Determine which lines contain the word "this", then copy those lines.

** BEGIN Data extract **

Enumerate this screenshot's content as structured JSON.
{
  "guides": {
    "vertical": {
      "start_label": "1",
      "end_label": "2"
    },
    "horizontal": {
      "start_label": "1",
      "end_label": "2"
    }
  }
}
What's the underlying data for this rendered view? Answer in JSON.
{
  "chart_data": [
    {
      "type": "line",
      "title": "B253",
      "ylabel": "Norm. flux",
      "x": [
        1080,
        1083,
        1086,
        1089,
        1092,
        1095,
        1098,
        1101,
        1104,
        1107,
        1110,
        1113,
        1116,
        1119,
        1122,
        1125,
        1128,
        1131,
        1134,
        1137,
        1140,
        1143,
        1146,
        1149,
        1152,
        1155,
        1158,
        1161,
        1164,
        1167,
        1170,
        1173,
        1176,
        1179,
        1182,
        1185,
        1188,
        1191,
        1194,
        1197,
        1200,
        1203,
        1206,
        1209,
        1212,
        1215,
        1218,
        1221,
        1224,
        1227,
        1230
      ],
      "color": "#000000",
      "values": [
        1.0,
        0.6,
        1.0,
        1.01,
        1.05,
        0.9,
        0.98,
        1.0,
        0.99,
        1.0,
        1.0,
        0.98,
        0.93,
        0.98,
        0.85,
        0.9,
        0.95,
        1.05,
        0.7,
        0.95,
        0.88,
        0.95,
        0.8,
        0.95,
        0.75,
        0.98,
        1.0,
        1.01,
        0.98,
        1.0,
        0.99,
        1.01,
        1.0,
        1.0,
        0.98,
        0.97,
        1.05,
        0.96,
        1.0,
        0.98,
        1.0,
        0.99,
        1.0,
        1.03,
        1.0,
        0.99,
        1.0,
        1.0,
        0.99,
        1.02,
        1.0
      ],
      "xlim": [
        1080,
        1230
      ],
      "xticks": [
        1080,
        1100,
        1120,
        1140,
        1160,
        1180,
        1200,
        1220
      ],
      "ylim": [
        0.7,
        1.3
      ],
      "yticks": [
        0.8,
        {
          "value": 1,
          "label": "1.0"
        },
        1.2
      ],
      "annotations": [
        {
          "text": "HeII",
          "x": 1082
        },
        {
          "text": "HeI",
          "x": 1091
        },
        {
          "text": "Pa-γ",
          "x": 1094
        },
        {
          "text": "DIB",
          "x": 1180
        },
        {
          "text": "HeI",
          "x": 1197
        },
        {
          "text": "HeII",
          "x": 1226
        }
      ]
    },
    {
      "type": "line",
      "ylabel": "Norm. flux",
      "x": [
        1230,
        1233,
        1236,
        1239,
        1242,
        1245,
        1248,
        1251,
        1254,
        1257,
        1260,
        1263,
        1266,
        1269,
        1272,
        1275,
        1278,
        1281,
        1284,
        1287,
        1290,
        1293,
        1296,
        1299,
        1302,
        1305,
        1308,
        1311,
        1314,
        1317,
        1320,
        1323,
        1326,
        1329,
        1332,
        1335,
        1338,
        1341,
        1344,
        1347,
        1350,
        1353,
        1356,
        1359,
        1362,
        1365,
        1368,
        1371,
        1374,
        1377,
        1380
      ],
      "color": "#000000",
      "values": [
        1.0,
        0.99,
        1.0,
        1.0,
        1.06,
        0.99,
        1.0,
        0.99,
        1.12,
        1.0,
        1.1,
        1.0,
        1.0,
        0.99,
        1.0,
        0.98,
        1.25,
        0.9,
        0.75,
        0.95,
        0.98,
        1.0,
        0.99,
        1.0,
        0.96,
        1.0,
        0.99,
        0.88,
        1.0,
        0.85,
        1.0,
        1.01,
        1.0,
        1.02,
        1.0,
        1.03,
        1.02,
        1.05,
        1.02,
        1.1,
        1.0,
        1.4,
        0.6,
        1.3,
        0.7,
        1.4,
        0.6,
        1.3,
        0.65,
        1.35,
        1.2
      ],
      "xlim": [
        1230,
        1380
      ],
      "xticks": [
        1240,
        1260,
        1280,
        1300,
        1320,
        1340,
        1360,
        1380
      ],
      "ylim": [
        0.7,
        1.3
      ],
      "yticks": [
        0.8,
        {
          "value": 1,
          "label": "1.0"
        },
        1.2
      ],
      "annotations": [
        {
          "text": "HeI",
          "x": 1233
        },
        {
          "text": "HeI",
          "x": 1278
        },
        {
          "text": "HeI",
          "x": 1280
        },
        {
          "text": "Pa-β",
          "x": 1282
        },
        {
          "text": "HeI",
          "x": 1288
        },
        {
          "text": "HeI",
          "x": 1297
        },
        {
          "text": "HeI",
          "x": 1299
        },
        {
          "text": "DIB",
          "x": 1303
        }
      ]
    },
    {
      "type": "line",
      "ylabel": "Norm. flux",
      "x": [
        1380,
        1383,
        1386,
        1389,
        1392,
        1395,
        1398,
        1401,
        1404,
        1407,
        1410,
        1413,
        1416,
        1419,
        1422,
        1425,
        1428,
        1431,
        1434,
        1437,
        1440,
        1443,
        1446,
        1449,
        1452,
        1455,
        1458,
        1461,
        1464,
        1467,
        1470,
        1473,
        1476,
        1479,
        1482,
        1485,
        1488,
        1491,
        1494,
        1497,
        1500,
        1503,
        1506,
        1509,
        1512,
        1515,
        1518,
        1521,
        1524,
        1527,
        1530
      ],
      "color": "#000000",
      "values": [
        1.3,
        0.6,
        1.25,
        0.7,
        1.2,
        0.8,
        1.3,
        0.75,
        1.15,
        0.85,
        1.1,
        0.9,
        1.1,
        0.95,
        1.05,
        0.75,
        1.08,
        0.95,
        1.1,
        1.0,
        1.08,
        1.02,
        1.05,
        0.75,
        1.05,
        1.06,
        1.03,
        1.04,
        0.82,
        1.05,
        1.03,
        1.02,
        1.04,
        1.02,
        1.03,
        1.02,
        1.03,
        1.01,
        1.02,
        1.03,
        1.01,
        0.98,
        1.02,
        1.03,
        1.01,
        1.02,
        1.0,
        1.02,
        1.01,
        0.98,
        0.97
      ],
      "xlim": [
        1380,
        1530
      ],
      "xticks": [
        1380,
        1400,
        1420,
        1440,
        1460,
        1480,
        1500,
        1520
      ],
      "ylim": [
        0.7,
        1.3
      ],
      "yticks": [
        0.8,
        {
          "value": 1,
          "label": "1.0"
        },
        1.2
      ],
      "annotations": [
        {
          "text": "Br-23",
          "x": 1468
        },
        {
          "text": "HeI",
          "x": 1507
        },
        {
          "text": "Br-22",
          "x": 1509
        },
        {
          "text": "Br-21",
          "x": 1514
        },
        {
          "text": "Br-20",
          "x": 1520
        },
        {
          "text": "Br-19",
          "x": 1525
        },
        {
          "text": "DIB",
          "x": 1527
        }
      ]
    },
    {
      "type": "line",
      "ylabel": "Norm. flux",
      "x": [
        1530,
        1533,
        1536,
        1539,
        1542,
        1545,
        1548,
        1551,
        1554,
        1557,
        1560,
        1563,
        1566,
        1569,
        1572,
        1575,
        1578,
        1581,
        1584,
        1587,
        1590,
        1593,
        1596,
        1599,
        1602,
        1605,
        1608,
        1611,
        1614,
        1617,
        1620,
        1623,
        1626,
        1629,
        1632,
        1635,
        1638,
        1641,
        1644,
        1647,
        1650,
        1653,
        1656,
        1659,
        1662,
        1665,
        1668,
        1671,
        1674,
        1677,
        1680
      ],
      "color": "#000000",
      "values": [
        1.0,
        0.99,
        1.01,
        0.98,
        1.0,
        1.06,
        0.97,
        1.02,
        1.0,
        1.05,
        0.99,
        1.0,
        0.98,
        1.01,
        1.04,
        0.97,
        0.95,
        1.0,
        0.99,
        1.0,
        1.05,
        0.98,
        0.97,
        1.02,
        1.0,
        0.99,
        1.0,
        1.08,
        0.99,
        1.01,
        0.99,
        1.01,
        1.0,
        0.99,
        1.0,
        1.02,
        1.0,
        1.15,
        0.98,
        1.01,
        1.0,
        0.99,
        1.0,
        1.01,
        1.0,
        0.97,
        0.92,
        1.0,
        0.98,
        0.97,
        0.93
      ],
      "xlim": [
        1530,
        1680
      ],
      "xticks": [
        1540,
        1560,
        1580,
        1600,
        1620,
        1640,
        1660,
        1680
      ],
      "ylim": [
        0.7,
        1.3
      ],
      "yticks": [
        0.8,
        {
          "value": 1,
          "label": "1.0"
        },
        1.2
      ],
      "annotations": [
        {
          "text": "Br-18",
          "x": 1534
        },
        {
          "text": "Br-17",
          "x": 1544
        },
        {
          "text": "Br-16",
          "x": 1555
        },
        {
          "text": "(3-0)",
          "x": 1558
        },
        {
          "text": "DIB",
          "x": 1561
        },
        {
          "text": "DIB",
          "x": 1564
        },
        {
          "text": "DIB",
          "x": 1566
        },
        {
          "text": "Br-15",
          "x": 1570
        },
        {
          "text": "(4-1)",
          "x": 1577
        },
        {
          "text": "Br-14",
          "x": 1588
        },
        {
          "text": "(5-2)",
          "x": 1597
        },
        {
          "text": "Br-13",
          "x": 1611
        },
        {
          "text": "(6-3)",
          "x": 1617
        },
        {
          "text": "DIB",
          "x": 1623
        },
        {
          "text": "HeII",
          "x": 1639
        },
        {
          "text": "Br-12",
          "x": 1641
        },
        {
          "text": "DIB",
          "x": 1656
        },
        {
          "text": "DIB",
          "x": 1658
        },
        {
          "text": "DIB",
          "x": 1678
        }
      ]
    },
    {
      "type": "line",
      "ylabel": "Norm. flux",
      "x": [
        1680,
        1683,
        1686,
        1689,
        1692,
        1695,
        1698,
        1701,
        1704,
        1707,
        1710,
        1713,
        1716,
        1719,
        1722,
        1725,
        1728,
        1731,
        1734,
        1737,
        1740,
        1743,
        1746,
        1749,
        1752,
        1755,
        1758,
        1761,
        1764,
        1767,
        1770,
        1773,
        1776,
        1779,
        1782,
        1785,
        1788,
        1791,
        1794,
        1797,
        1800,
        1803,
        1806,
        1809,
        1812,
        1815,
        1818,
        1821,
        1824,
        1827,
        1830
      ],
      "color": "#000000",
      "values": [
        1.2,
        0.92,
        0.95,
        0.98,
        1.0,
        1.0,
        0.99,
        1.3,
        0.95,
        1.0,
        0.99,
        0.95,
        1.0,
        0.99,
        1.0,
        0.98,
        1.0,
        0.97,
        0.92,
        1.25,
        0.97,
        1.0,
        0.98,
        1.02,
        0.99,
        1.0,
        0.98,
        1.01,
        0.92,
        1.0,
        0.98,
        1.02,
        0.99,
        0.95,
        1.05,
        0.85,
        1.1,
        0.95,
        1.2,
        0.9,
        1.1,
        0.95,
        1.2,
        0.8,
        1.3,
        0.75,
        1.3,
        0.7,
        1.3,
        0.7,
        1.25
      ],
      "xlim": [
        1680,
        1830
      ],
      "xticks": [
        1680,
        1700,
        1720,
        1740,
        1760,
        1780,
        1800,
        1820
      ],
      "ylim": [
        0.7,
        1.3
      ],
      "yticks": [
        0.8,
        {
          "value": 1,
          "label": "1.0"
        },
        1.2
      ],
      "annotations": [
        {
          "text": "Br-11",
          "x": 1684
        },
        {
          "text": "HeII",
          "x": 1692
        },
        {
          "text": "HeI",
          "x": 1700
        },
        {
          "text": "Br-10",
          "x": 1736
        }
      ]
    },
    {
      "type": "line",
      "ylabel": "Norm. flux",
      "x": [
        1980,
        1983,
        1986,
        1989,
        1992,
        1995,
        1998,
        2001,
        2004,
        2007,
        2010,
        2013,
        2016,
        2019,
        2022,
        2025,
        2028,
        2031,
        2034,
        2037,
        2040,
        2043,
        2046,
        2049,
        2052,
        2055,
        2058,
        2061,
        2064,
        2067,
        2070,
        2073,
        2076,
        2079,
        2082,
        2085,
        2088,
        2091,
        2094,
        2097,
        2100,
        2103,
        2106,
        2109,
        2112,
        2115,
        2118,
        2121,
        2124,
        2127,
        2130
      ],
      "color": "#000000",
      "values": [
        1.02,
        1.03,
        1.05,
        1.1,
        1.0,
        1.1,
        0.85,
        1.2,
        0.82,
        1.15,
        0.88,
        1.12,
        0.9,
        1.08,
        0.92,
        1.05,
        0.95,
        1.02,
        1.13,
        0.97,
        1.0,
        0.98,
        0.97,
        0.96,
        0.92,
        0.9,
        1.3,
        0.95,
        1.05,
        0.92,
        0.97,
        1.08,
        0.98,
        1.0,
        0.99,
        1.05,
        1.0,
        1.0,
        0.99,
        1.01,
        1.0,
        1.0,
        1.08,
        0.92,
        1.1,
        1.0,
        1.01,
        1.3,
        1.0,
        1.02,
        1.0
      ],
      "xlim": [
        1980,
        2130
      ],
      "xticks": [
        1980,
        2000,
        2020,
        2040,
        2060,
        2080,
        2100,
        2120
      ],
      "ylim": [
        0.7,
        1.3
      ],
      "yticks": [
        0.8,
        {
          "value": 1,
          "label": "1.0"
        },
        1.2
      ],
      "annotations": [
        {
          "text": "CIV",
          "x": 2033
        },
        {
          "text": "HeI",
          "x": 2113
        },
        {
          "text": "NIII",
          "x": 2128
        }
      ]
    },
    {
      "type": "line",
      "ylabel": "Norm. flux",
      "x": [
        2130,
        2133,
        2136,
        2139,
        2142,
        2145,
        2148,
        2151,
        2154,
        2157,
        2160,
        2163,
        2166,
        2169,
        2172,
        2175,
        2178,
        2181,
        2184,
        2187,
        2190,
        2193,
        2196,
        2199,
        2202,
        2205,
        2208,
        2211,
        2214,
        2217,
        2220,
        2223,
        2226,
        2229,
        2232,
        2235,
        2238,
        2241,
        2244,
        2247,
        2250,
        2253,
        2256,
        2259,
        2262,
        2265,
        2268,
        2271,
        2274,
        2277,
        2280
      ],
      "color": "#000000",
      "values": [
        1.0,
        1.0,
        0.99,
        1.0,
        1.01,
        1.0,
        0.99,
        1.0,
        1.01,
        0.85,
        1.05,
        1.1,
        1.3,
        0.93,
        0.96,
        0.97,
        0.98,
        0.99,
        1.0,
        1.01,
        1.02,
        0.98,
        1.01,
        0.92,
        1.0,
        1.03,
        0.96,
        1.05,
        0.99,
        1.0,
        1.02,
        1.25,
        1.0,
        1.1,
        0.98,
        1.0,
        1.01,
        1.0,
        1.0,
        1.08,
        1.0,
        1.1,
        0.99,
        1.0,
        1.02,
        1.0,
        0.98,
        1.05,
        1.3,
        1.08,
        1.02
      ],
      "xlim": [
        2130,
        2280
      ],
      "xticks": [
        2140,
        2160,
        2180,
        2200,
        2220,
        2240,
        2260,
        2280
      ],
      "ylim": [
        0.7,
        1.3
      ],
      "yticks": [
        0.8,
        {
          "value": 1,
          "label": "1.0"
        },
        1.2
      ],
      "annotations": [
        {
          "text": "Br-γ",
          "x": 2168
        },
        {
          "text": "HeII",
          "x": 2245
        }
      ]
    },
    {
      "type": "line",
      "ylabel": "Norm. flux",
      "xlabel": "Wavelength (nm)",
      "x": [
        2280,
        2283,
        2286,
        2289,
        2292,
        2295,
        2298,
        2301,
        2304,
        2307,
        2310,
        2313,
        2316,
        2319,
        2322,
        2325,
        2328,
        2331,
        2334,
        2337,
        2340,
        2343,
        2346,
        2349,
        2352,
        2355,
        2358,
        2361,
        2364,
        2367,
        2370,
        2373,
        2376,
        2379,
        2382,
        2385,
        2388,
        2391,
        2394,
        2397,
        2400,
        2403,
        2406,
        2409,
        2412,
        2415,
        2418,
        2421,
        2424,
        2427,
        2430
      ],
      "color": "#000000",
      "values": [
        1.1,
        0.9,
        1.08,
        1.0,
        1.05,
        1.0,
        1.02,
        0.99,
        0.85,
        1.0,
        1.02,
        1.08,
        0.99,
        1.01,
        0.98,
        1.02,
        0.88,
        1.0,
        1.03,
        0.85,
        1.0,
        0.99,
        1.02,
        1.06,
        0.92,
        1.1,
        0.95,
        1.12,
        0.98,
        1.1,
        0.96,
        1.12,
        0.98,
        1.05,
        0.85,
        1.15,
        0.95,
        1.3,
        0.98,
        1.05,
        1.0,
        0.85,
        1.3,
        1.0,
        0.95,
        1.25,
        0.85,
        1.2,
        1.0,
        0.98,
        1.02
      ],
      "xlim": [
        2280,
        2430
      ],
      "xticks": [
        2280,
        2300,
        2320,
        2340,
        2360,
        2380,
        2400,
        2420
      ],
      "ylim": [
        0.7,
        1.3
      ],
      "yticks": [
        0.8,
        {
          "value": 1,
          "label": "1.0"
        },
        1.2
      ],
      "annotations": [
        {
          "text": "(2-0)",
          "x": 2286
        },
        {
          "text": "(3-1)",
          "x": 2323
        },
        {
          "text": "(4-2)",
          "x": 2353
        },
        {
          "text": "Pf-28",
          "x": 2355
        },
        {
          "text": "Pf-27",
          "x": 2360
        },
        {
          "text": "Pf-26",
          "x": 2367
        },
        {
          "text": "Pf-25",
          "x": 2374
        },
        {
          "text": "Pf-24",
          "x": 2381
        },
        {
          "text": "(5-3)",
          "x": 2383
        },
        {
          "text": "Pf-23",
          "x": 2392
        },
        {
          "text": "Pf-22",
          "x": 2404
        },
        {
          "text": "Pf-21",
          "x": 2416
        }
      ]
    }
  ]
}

** END Data extract **

■ Final result
Enumerate this screenshot's content as structured JSON.
What's the underlying data for this rendered view? Answer in JSON.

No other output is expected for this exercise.